## EXERCISE:
Among the entries, which lines carry the string "Карта"? Copy each of them.

## RECORDS TO PROCESS:
══════

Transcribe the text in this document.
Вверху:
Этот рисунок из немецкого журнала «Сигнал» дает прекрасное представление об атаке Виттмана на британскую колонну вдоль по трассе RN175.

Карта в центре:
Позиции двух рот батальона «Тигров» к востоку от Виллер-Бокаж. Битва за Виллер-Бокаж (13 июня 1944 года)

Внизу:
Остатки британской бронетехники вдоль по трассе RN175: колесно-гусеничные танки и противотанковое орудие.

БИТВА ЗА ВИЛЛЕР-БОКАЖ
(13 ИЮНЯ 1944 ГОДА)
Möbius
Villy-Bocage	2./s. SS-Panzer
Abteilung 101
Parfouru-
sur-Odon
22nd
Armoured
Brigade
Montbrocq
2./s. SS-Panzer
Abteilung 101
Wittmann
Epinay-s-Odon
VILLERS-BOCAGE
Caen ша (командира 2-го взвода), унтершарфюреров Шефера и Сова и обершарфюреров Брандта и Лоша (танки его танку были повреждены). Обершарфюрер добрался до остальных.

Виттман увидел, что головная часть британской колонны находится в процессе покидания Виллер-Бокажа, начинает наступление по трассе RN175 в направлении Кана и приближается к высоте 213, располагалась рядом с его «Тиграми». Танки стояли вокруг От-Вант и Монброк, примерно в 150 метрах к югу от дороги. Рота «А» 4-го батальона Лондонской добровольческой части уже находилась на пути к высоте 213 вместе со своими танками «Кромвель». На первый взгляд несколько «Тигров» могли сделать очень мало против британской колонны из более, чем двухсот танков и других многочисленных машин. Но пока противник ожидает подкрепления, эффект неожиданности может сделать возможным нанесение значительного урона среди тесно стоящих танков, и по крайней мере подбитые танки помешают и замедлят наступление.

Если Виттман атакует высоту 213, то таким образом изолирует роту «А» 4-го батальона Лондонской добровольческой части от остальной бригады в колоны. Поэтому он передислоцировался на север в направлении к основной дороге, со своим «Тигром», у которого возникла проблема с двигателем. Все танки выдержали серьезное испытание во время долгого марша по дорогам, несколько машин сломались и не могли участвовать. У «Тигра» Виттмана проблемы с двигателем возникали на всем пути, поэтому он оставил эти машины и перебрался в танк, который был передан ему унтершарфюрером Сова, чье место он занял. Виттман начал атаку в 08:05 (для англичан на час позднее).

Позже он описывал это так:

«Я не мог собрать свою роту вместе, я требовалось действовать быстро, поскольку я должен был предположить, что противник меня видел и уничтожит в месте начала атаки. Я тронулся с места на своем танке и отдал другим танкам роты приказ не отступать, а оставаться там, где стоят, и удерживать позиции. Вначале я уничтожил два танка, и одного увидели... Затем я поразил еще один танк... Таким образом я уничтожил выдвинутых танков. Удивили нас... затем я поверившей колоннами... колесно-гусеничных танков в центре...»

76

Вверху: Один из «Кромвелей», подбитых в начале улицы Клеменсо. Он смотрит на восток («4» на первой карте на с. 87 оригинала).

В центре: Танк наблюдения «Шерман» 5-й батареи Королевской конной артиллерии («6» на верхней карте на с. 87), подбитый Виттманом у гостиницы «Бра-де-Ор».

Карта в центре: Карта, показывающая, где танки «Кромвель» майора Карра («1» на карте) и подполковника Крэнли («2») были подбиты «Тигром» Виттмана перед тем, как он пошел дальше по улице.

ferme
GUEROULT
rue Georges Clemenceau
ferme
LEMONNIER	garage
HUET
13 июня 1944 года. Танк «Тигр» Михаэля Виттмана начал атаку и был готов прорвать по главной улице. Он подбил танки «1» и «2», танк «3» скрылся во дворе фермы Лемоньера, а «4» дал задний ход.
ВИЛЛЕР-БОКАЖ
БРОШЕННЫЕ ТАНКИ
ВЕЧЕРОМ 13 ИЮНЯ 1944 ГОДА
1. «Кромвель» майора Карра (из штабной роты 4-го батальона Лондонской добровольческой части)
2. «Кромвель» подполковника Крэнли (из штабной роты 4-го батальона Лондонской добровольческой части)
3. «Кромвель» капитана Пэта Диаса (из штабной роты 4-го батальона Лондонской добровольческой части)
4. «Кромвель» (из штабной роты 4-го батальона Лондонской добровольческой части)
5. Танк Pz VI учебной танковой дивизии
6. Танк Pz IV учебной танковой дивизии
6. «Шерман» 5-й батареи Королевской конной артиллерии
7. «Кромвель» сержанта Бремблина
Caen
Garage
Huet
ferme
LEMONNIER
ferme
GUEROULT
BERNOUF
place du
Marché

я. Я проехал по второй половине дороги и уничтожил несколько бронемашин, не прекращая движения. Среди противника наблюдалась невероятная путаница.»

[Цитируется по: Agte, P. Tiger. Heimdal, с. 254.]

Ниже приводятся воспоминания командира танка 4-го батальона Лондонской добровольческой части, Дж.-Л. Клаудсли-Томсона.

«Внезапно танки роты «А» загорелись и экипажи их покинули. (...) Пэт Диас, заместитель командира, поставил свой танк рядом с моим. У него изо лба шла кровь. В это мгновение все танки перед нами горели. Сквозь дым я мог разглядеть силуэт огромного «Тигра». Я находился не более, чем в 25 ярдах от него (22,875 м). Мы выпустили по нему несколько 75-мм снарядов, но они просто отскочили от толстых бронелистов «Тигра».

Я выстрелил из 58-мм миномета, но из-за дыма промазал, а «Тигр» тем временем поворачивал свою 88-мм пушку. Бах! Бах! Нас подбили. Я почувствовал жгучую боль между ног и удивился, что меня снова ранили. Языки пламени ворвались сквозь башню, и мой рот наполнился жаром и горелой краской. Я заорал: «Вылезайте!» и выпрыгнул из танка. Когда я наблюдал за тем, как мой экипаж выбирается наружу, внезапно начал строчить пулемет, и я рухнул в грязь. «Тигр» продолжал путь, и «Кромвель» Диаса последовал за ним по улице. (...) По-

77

══════

## SOLUTION FOR THIS PROBLEM:
Карта в центре:
Карта в центре: Карта, показывающая, где танки «Кромвель» майора Карра («1» на карте) и подполковника Крэнли («2») были подбиты «Тигром» Виттмана перед тем, как он пошел дальше по улице.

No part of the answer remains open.